▸ 本文抜粋:
B型肝炎訴訟とは
昭和23年以降、日本国内ではすべての乳幼児が集団予防接種を受けることが法律で義務付けられました。
しかし当時は、一人ずつ注射針を交換するように国が指導しなかったために、推計で40万人以上もの乳幼児がB型肝炎ウイルスに感染しました。このような注射の連続使用の被害者は、これまで国からの何の救済も受けることなく、将来の発症の不安(キャリア)や、慢性肝炎・肝硬変・肝がんなどの病気により苦しめられてきました。自分たちには何の落ち度もないのに、なぜこれほどまでに苦しまなければならないのか。このような被害者の思いを受けて、国が謝罪し、きちんと責任をとるよう求めた裁判が全国B型肝炎訴訟です。
2006年6月、全国の被害者の代表として北海道の原告(裁判を起こした被害者)5名について、国の責任を認める最高裁の判決が出されました。
しかし、国や厚生労働省は、全国の同じような苦しみを受けた被害者に対する責任をとろうとはしませんでした。そこで、2008年より、被害者の仲間が団結して、全国の10か所の裁判所で裁判を起こして闘いました。私たちはその闘いに立ち上がった被害者とともに裁判を起こし、現在の給付金の根拠となる「基本合意」を勝ち取った「全国B型肝炎訴訟」の九州地区の弁護団です。

▸ 課題: B型肝炎訴訟について述べた本文の続きを、最後の文の後から書いてください。

▸ 資料の抜粋:

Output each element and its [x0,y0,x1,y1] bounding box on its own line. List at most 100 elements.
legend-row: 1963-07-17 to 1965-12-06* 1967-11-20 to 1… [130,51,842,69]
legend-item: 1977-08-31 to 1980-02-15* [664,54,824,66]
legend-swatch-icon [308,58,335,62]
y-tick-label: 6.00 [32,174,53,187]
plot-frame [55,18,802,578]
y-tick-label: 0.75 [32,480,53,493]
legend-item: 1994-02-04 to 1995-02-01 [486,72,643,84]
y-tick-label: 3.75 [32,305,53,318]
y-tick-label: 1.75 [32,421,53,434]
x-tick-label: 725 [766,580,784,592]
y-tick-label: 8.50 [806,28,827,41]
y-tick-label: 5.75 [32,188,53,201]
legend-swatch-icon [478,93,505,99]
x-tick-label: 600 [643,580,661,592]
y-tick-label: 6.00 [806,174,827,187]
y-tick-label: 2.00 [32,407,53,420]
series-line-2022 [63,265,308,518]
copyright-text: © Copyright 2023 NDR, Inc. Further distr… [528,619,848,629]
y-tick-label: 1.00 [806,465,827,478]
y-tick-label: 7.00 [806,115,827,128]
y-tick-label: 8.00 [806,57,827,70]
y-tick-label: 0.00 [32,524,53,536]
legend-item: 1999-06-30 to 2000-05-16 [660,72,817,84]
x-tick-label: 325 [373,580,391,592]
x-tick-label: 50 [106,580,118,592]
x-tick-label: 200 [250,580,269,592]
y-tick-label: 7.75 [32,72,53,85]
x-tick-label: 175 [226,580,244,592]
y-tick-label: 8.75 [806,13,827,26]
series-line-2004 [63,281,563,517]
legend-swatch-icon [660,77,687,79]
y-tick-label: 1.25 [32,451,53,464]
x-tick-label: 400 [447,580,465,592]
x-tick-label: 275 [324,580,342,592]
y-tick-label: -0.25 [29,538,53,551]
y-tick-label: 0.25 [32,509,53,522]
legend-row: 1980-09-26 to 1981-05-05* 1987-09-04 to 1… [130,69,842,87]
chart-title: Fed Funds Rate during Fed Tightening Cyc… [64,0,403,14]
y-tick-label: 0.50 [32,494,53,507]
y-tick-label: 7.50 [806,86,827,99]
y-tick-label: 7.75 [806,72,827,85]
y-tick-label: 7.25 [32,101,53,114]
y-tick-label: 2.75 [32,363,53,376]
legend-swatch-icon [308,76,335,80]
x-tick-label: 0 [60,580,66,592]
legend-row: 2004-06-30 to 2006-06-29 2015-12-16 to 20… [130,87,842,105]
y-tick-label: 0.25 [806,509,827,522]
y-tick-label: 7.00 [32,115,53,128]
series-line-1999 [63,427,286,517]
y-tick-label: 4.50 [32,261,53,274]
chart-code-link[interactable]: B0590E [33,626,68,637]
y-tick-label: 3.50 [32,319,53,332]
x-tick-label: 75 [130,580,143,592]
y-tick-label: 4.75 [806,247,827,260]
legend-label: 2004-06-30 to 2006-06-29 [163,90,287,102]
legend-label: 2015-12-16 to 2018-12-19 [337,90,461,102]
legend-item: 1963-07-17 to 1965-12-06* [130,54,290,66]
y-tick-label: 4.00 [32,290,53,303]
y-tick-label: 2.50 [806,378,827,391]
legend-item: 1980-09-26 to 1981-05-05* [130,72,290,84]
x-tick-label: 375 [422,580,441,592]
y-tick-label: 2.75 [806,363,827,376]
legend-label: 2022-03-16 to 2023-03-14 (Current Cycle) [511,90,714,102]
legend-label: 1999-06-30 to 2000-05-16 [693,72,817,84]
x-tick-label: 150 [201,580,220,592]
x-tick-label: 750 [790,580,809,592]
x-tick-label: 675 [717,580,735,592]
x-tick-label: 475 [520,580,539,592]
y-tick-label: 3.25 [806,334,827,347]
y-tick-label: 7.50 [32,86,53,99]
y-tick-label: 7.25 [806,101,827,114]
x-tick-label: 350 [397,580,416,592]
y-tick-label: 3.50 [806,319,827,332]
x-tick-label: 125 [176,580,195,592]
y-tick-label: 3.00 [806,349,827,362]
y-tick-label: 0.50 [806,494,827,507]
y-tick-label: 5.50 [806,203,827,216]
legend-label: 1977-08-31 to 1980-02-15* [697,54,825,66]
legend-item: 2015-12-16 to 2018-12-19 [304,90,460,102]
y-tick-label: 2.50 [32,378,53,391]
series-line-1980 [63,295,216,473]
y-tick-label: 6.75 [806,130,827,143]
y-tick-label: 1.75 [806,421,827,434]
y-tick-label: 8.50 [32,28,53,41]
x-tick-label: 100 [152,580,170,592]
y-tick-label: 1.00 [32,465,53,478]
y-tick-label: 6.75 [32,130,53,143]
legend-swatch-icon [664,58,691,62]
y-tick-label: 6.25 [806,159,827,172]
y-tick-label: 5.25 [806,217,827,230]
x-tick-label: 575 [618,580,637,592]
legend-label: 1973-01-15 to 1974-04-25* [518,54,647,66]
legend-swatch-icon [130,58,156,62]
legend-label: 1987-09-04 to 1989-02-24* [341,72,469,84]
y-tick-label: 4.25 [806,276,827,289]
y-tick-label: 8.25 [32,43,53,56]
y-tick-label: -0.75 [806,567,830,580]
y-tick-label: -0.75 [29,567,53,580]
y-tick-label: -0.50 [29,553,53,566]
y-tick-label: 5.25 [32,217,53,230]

▸ 課題の解答:
基本合意の成立
私たち「全国B型肝炎訴訟」の長く苦しい闘いの末、2011年6月28日、当時の菅直人総理大臣の正式な謝罪を受けて、被害者への賠償金の支払いなどを定めた「基本合意」が、国と私たち「全国B型肝炎訴訟」原告団・弁護団との間で結ばれました。
基本合意では、
1. 国が責任を認めて正式に謝罪すること
2. 被害者への賠償金の支払いに関する定め
3. 今後の治療体制の充実など、被害者が安心して暮らせる社会の実現に向けた話し合いの場を設置すること
などが国との間で取り決められました。